Filter the records for lines holding the string "Franz".
━━━━━━
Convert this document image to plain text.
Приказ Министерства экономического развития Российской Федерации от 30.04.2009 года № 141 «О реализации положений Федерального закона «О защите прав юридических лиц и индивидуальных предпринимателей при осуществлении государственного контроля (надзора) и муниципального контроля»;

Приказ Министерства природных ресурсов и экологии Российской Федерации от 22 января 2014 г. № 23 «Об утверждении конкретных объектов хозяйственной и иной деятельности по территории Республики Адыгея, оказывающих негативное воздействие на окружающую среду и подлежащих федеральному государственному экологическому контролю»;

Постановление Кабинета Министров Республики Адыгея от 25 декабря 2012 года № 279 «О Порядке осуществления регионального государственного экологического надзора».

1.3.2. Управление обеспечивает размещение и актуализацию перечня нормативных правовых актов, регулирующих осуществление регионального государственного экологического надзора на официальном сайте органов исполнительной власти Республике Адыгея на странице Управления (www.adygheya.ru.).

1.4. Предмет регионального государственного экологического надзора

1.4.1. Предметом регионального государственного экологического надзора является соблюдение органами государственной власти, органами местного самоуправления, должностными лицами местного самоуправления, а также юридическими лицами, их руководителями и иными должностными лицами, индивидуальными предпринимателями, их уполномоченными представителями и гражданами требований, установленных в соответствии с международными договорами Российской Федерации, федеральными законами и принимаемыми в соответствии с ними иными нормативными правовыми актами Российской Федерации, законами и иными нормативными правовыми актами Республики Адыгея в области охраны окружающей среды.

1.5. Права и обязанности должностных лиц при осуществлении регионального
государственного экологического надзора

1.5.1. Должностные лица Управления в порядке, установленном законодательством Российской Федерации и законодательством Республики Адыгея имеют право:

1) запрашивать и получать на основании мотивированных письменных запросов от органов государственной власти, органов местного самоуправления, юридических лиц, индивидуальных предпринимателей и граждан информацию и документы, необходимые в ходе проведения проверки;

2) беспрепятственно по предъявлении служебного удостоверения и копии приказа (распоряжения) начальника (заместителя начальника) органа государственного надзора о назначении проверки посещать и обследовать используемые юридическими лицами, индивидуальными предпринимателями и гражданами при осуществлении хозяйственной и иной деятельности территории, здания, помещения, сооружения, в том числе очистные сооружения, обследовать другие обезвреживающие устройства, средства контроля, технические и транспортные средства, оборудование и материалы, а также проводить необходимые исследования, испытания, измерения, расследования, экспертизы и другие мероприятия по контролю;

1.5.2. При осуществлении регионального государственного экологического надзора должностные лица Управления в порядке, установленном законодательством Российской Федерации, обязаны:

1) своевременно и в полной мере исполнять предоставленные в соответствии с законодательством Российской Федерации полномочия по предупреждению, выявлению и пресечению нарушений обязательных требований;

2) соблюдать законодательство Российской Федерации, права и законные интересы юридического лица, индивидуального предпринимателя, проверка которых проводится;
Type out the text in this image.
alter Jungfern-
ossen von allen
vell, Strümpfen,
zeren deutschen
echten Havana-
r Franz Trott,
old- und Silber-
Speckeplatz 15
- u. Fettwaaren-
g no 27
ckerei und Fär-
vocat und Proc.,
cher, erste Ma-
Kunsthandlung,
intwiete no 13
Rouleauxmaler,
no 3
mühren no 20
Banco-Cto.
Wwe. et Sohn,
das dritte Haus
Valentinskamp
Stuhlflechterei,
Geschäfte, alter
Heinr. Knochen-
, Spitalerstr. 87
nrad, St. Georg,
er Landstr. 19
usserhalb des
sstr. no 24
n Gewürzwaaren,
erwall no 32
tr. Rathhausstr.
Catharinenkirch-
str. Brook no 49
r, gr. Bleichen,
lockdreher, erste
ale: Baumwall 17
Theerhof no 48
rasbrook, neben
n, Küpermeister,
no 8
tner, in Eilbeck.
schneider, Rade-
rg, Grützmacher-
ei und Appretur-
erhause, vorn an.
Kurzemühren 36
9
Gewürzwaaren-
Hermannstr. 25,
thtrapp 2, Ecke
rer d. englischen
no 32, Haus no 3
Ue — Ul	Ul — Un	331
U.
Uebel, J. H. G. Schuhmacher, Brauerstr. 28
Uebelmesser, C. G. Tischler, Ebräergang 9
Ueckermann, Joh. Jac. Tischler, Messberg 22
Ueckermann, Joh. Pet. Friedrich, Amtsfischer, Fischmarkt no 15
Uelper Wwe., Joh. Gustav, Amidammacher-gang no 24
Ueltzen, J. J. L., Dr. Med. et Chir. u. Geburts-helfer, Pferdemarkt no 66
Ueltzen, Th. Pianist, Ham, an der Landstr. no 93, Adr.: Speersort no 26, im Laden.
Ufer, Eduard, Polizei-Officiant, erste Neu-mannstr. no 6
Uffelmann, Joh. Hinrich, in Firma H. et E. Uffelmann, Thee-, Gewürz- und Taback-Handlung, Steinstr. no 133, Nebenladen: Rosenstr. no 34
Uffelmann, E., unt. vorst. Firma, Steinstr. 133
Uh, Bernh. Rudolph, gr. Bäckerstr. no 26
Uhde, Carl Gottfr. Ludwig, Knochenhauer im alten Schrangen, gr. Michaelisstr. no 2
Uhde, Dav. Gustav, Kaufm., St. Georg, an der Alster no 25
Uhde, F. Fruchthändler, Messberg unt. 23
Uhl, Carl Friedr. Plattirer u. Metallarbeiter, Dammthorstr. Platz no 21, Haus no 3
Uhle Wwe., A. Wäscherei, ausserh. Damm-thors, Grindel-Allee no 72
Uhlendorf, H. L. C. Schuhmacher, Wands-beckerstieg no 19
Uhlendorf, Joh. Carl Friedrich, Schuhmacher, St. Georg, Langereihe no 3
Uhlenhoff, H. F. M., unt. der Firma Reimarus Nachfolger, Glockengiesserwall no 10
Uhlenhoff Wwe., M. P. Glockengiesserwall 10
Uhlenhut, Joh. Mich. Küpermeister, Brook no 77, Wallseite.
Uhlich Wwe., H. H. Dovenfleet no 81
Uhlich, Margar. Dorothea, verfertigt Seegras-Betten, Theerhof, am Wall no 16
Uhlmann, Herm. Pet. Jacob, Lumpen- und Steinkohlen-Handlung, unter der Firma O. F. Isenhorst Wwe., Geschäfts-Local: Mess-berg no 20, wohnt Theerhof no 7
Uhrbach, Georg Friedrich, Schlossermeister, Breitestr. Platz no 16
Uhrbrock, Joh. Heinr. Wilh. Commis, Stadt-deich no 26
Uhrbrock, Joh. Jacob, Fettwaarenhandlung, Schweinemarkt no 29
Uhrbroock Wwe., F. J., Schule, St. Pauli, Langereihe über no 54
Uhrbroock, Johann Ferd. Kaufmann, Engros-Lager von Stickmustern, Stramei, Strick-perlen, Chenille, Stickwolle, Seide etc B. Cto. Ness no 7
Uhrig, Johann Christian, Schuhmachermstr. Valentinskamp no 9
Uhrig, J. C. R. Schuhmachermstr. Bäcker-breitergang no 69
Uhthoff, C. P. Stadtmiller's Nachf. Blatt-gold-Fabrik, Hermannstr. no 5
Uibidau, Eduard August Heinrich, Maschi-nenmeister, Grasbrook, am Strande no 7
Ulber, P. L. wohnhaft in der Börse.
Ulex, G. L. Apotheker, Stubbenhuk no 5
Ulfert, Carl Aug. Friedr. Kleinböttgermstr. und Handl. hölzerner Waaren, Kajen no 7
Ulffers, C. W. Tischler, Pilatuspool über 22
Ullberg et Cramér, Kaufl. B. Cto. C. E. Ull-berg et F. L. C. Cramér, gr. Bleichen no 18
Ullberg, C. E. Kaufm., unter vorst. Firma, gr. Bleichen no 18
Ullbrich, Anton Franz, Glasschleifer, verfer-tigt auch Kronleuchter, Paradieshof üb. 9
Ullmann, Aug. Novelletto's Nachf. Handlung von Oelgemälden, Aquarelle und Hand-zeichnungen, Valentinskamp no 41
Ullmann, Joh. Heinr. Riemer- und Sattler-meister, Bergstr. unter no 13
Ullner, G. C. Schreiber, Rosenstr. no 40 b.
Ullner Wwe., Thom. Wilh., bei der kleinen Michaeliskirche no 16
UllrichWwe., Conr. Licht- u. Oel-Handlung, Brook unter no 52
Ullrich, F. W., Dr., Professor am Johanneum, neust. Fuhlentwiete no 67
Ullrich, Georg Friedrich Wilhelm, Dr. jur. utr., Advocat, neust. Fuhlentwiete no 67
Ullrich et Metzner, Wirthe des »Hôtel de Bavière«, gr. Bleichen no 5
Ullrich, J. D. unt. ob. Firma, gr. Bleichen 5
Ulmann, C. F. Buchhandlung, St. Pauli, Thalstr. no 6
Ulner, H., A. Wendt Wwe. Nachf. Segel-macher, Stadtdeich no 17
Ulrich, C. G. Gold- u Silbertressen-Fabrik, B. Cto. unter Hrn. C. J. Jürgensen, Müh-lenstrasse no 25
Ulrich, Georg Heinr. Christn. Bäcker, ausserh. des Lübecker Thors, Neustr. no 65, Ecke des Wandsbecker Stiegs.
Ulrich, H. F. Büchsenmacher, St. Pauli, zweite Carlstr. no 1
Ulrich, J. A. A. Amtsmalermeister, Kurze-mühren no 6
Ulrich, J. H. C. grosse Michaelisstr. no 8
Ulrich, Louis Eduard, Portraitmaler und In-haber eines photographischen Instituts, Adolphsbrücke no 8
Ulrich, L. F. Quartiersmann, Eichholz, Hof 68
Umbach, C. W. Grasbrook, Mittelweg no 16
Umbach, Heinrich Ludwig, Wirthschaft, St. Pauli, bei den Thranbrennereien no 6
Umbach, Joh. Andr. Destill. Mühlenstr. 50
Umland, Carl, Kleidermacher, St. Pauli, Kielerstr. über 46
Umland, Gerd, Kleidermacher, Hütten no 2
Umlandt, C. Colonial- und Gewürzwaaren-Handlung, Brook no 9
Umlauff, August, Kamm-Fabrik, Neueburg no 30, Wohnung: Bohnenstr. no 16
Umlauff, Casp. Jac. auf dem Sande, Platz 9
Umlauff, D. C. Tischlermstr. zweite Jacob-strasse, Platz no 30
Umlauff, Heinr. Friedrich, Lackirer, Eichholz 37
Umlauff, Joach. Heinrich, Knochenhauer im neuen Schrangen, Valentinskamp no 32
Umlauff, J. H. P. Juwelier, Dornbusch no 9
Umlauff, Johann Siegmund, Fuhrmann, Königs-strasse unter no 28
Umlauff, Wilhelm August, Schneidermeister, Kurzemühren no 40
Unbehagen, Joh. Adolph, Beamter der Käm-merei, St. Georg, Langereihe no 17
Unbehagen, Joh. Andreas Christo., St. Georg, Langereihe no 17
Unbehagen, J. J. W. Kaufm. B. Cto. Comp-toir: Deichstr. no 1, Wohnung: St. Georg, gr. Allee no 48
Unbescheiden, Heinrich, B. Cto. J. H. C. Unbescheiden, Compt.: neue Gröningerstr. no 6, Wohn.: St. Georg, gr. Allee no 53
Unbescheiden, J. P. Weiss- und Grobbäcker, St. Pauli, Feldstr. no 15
━━━━━━
*EXERCISE ANSWER*.
r Franz Trott,
Ullbrich, Anton Franz, Glasschleifer, verfer-tigt auch Kronleuchter, Paradieshof üb. 9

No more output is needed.